- **Required work**
Set down each line of the material that follows, exactly, with no pictures.

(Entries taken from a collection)
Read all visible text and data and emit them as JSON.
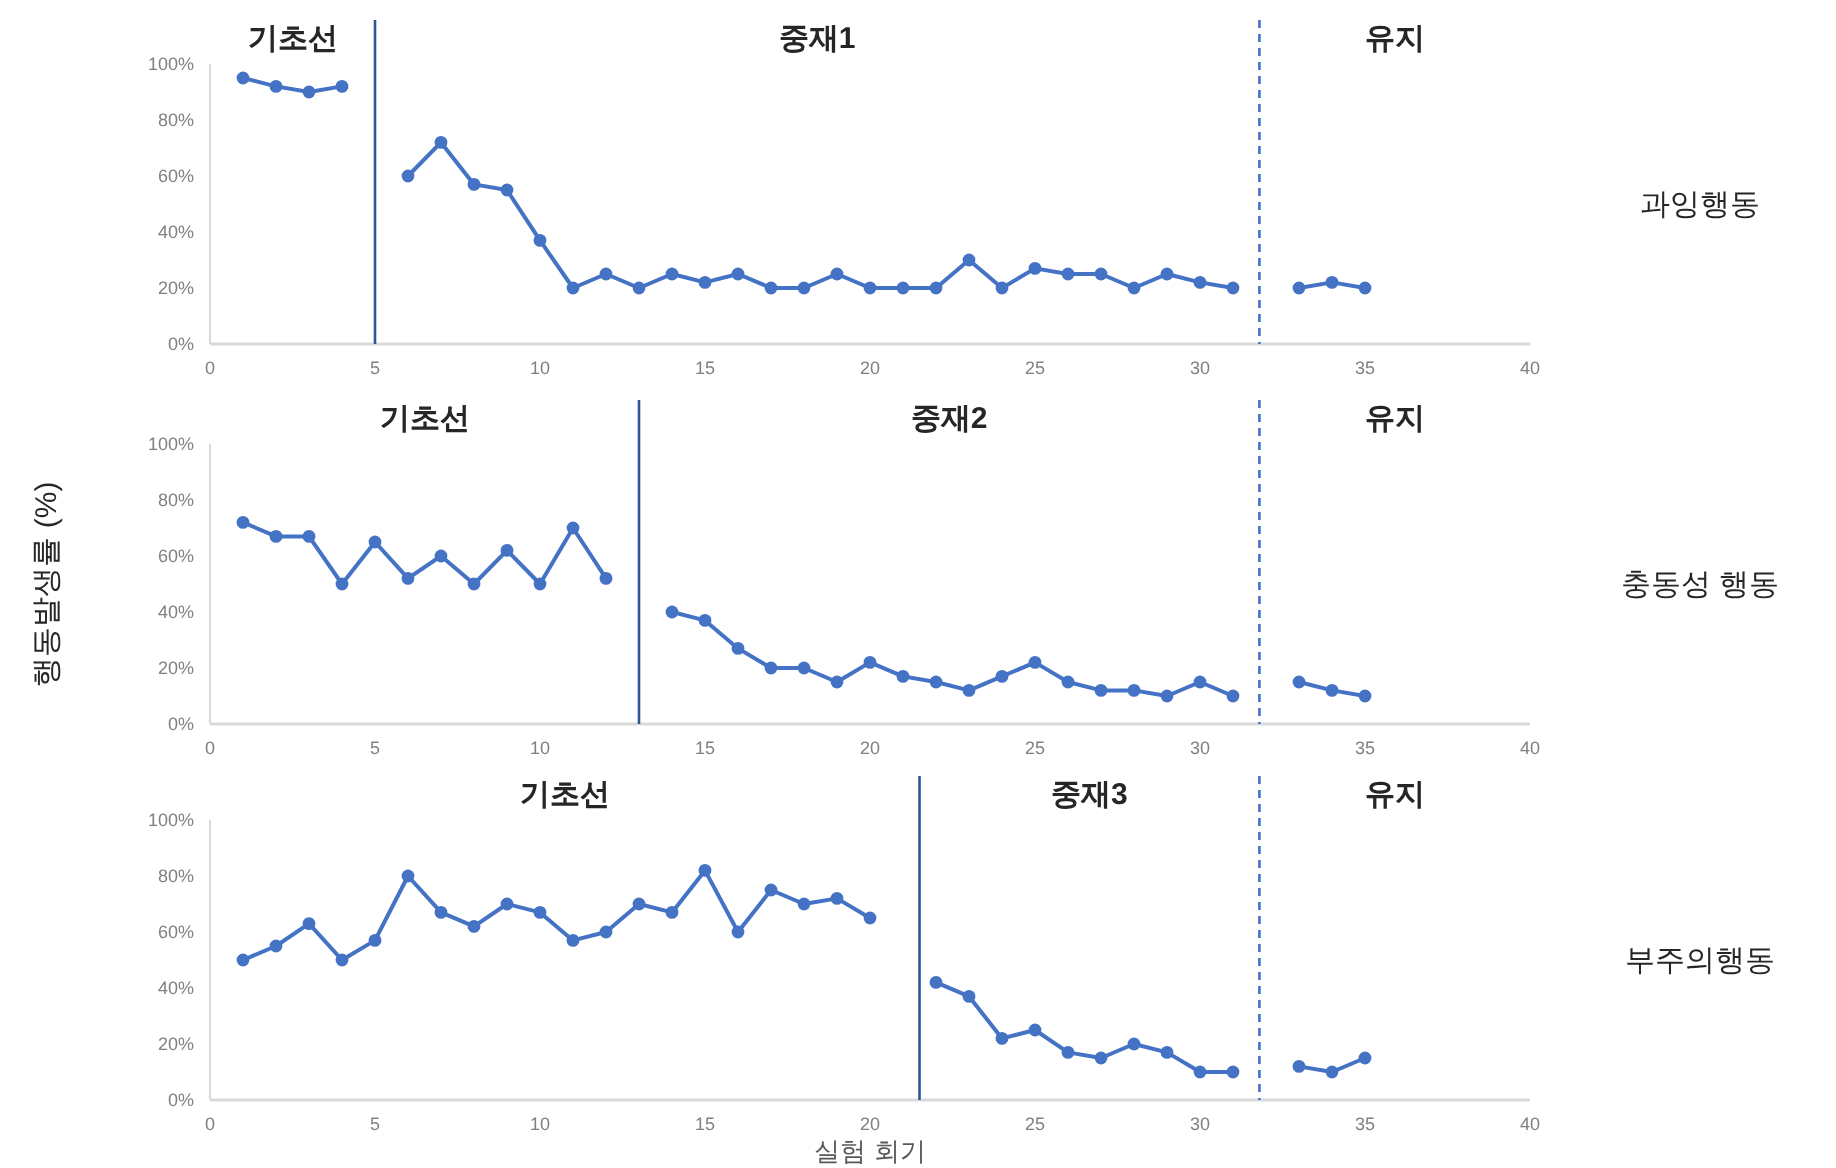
{
  "chart_data": [
    {
      "type": "line",
      "x": [
        1,
        2,
        3,
        4,
        5,
        6,
        7,
        8,
        9,
        10,
        11,
        12,
        13,
        14,
        15,
        16,
        17,
        18,
        19,
        20,
        21,
        22,
        23,
        24,
        25,
        26,
        27,
        28,
        29,
        30,
        31,
        32,
        33,
        34,
        35
      ],
      "series": [
        {
          "name": "과잉행동",
          "color": "#4472c4",
          "values": [
            95,
            92,
            90,
            92,
            null,
            60,
            72,
            57,
            55,
            37,
            20,
            25,
            20,
            25,
            22,
            25,
            20,
            20,
            25,
            20,
            20,
            20,
            30,
            20,
            27,
            25,
            25,
            20,
            25,
            22,
            20,
            null,
            20,
            22,
            20
          ]
        }
      ],
      "xlim": [
        0,
        40
      ],
      "xticks": [
        0,
        5,
        10,
        15,
        20,
        25,
        30,
        35,
        40
      ],
      "ylim": [
        0,
        100
      ],
      "yticks": [
        {
          "value": 0,
          "label": "0%"
        },
        {
          "value": 20,
          "label": "20%"
        },
        {
          "value": 40,
          "label": "40%"
        },
        {
          "value": 60,
          "label": "60%"
        },
        {
          "value": 80,
          "label": "80%"
        },
        {
          "value": 100,
          "label": "100%"
        }
      ],
      "marker": "circle",
      "line_style": "solid",
      "ref_lines": [
        {
          "axis": "x",
          "value": 5,
          "color": "#2f5597",
          "line_style": "solid"
        },
        {
          "axis": "x",
          "value": 31.8,
          "color": "#4472c4",
          "line_style": "dashed"
        }
      ],
      "annotations": [
        "기초선",
        "중재1",
        "유지"
      ]
    },
    {
      "type": "line",
      "ylabel": "행동발생률 (%)",
      "x": [
        1,
        2,
        3,
        4,
        5,
        6,
        7,
        8,
        9,
        10,
        11,
        12,
        13,
        14,
        15,
        16,
        17,
        18,
        19,
        20,
        21,
        22,
        23,
        24,
        25,
        26,
        27,
        28,
        29,
        30,
        31,
        32,
        33,
        34,
        35
      ],
      "series": [
        {
          "name": "충동성 행동",
          "color": "#4472c4",
          "values": [
            72,
            67,
            67,
            50,
            65,
            52,
            60,
            50,
            62,
            50,
            70,
            52,
            null,
            40,
            37,
            27,
            20,
            20,
            15,
            22,
            17,
            15,
            12,
            17,
            22,
            15,
            12,
            12,
            10,
            15,
            10,
            null,
            15,
            12,
            10
          ]
        }
      ],
      "xlim": [
        0,
        40
      ],
      "xticks": [
        0,
        5,
        10,
        15,
        20,
        25,
        30,
        35,
        40
      ],
      "ylim": [
        0,
        100
      ],
      "yticks": [
        {
          "value": 0,
          "label": "0%"
        },
        {
          "value": 20,
          "label": "20%"
        },
        {
          "value": 40,
          "label": "40%"
        },
        {
          "value": 60,
          "label": "60%"
        },
        {
          "value": 80,
          "label": "80%"
        },
        {
          "value": 100,
          "label": "100%"
        }
      ],
      "marker": "circle",
      "line_style": "solid",
      "ref_lines": [
        {
          "axis": "x",
          "value": 13,
          "color": "#2f5597",
          "line_style": "solid"
        },
        {
          "axis": "x",
          "value": 31.8,
          "color": "#4472c4",
          "line_style": "dashed"
        }
      ],
      "annotations": [
        "기초선",
        "중재2",
        "유지"
      ]
    },
    {
      "type": "line",
      "xlabel": "실험 회기",
      "x": [
        1,
        2,
        3,
        4,
        5,
        6,
        7,
        8,
        9,
        10,
        11,
        12,
        13,
        14,
        15,
        16,
        17,
        18,
        19,
        20,
        21,
        22,
        23,
        24,
        25,
        26,
        27,
        28,
        29,
        30,
        31,
        32,
        33,
        34,
        35
      ],
      "series": [
        {
          "name": "부주의행동",
          "color": "#4472c4",
          "values": [
            50,
            55,
            63,
            50,
            57,
            80,
            67,
            62,
            70,
            67,
            57,
            60,
            70,
            67,
            82,
            60,
            75,
            70,
            72,
            65,
            null,
            42,
            37,
            22,
            25,
            17,
            15,
            20,
            17,
            10,
            10,
            null,
            12,
            10,
            15
          ]
        }
      ],
      "xlim": [
        0,
        40
      ],
      "xticks": [
        0,
        5,
        10,
        15,
        20,
        25,
        30,
        35,
        40
      ],
      "ylim": [
        0,
        100
      ],
      "yticks": [
        {
          "value": 0,
          "label": "0%"
        },
        {
          "value": 20,
          "label": "20%"
        },
        {
          "value": 40,
          "label": "40%"
        },
        {
          "value": 60,
          "label": "60%"
        },
        {
          "value": 80,
          "label": "80%"
        },
        {
          "value": 100,
          "label": "100%"
        }
      ],
      "marker": "circle",
      "line_style": "solid",
      "ref_lines": [
        {
          "axis": "x",
          "value": 21.5,
          "color": "#2f5597",
          "line_style": "solid"
        },
        {
          "axis": "x",
          "value": 31.8,
          "color": "#4472c4",
          "line_style": "dashed"
        }
      ],
      "annotations": [
        "기초선",
        "중재3",
        "유지"
      ]
    }
  ]
}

- **Written reply**
Read all visible text and data and emit them as JSON.
{
  "chart_data": [
    {
      "type": "line",
      "x": [
        1,
        2,
        3,
        4,
        5,
        6,
        7,
        8,
        9,
        10,
        11,
        12,
        13,
        14,
        15,
        16,
        17,
        18,
        19,
        20,
        21,
        22,
        23,
        24,
        25,
        26,
        27,
        28,
        29,
        30,
        31,
        32,
        33,
        34,
        35
      ],
      "series": [
        {
          "name": "과잉행동",
          "color": "#4472c4",
          "values": [
            95,
            92,
            90,
            92,
            null,
            60,
            72,
            57,
            55,
            37,
            20,
            25,
            20,
            25,
            22,
            25,
            20,
            20,
            25,
            20,
            20,
            20,
            30,
            20,
            27,
            25,
            25,
            20,
            25,
            22,
            20,
            null,
            20,
            22,
            20
          ]
        }
      ],
      "xlim": [
        0,
        40
      ],
      "xticks": [
        0,
        5,
        10,
        15,
        20,
        25,
        30,
        35,
        40
      ],
      "ylim": [
        0,
        100
      ],
      "yticks": [
        {
          "value": 0,
          "label": "0%"
        },
        {
          "value": 20,
          "label": "20%"
        },
        {
          "value": 40,
          "label": "40%"
        },
        {
          "value": 60,
          "label": "60%"
        },
        {
          "value": 80,
          "label": "80%"
        },
        {
          "value": 100,
          "label": "100%"
        }
      ],
      "marker": "circle",
      "line_style": "solid",
      "ref_lines": [
        {
          "axis": "x",
          "value": 5,
          "color": "#2f5597",
          "line_style": "solid"
        },
        {
          "axis": "x",
          "value": 31.8,
          "color": "#4472c4",
          "line_style": "dashed"
        }
      ],
      "annotations": [
        "기초선",
        "중재1",
        "유지"
      ]
    },
    {
      "type": "line",
      "ylabel": "행동발생률 (%)",
      "x": [
        1,
        2,
        3,
        4,
        5,
        6,
        7,
        8,
        9,
        10,
        11,
        12,
        13,
        14,
        15,
        16,
        17,
        18,
        19,
        20,
        21,
        22,
        23,
        24,
        25,
        26,
        27,
        28,
        29,
        30,
        31,
        32,
        33,
        34,
        35
      ],
      "series": [
        {
          "name": "충동성 행동",
          "color": "#4472c4",
          "values": [
            72,
            67,
            67,
            50,
            65,
            52,
            60,
            50,
            62,
            50,
            70,
            52,
            null,
            40,
            37,
            27,
            20,
            20,
            15,
            22,
            17,
            15,
            12,
            17,
            22,
            15,
            12,
            12,
            10,
            15,
            10,
            null,
            15,
            12,
            10
          ]
        }
      ],
      "xlim": [
        0,
        40
      ],
      "xticks": [
        0,
        5,
        10,
        15,
        20,
        25,
        30,
        35,
        40
      ],
      "ylim": [
        0,
        100
      ],
      "yticks": [
        {
          "value": 0,
          "label": "0%"
        },
        {
          "value": 20,
          "label": "20%"
        },
        {
          "value": 40,
          "label": "40%"
        },
        {
          "value": 60,
          "label": "60%"
        },
        {
          "value": 80,
          "label": "80%"
        },
        {
          "value": 100,
          "label": "100%"
        }
      ],
      "marker": "circle",
      "line_style": "solid",
      "ref_lines": [
        {
          "axis": "x",
          "value": 13,
          "color": "#2f5597",
          "line_style": "solid"
        },
        {
          "axis": "x",
          "value": 31.8,
          "color": "#4472c4",
          "line_style": "dashed"
        }
      ],
      "annotations": [
        "기초선",
        "중재2",
        "유지"
      ]
    },
    {
      "type": "line",
      "xlabel": "실험 회기",
      "x": [
        1,
        2,
        3,
        4,
        5,
        6,
        7,
        8,
        9,
        10,
        11,
        12,
        13,
        14,
        15,
        16,
        17,
        18,
        19,
        20,
        21,
        22,
        23,
        24,
        25,
        26,
        27,
        28,
        29,
        30,
        31,
        32,
        33,
        34,
        35
      ],
      "series": [
        {
          "name": "부주의행동",
          "color": "#4472c4",
          "values": [
            50,
            55,
            63,
            50,
            57,
            80,
            67,
            62,
            70,
            67,
            57,
            60,
            70,
            67,
            82,
            60,
            75,
            70,
            72,
            65,
            null,
            42,
            37,
            22,
            25,
            17,
            15,
            20,
            17,
            10,
            10,
            null,
            12,
            10,
            15
          ]
        }
      ],
      "xlim": [
        0,
        40
      ],
      "xticks": [
        0,
        5,
        10,
        15,
        20,
        25,
        30,
        35,
        40
      ],
      "ylim": [
        0,
        100
      ],
      "yticks": [
        {
          "value": 0,
          "label": "0%"
        },
        {
          "value": 20,
          "label": "20%"
        },
        {
          "value": 40,
          "label": "40%"
        },
        {
          "value": 60,
          "label": "60%"
        },
        {
          "value": 80,
          "label": "80%"
        },
        {
          "value": 100,
          "label": "100%"
        }
      ],
      "marker": "circle",
      "line_style": "solid",
      "ref_lines": [
        {
          "axis": "x",
          "value": 21.5,
          "color": "#2f5597",
          "line_style": "solid"
        },
        {
          "axis": "x",
          "value": 31.8,
          "color": "#4472c4",
          "line_style": "dashed"
        }
      ],
      "annotations": [
        "기초선",
        "중재3",
        "유지"
      ]
    }
  ]
}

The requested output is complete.